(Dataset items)
+++

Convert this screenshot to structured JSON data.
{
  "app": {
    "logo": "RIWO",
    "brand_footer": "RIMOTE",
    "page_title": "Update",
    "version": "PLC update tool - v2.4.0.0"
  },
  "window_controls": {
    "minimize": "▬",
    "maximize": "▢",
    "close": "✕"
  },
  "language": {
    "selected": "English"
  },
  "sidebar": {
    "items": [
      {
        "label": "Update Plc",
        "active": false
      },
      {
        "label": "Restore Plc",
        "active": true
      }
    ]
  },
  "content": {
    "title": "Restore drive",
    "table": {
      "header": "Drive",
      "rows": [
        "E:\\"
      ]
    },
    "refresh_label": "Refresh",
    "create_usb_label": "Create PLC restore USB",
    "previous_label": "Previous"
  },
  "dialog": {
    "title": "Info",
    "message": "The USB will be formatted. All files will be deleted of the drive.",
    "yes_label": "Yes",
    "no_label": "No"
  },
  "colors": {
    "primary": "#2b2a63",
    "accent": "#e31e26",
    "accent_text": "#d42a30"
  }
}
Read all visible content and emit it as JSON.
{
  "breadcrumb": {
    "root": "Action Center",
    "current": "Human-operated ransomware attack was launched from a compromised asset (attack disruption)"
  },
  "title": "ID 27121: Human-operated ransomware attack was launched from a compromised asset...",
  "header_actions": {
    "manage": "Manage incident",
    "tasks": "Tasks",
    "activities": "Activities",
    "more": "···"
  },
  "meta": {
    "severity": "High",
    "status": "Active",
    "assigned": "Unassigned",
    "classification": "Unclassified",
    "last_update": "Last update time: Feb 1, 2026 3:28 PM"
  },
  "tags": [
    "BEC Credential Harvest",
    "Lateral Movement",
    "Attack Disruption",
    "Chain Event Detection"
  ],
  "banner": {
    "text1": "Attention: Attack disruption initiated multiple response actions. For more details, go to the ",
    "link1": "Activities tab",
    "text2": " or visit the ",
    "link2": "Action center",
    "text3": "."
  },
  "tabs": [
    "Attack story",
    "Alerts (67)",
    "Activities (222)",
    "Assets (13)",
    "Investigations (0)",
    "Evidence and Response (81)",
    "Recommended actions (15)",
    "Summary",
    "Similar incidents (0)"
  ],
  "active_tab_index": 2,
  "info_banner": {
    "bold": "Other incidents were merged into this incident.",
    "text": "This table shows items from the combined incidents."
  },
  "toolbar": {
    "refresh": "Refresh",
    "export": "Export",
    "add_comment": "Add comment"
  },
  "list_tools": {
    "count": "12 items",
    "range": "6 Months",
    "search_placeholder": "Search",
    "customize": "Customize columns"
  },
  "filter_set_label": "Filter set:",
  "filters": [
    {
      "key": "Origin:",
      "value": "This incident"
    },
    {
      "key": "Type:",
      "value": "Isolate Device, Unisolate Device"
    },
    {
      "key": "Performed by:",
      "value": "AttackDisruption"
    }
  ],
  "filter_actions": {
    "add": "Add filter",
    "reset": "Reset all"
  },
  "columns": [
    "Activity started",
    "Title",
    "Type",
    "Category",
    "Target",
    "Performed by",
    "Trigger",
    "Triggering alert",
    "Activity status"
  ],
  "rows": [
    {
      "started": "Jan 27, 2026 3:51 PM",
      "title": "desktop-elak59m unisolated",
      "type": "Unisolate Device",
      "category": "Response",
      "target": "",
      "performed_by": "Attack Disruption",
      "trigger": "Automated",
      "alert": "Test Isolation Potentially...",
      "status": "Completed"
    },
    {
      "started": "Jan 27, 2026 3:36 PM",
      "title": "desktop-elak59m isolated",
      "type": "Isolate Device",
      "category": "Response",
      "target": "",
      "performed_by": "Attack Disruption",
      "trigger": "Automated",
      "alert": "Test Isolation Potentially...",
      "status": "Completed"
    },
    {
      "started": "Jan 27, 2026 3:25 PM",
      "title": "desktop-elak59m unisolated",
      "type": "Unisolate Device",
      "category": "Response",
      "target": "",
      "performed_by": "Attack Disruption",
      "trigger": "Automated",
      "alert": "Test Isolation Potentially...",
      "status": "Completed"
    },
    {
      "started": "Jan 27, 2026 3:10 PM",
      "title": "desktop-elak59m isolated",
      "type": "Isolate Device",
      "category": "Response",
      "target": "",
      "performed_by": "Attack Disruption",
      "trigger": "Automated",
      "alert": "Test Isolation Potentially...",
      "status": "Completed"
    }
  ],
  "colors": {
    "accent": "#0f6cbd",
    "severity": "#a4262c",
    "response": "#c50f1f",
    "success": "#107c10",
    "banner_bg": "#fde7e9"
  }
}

+++

[Exercise brief] Check the records above line by line and tally those holding the string "table". Answer with the number only.

[Completed task] 2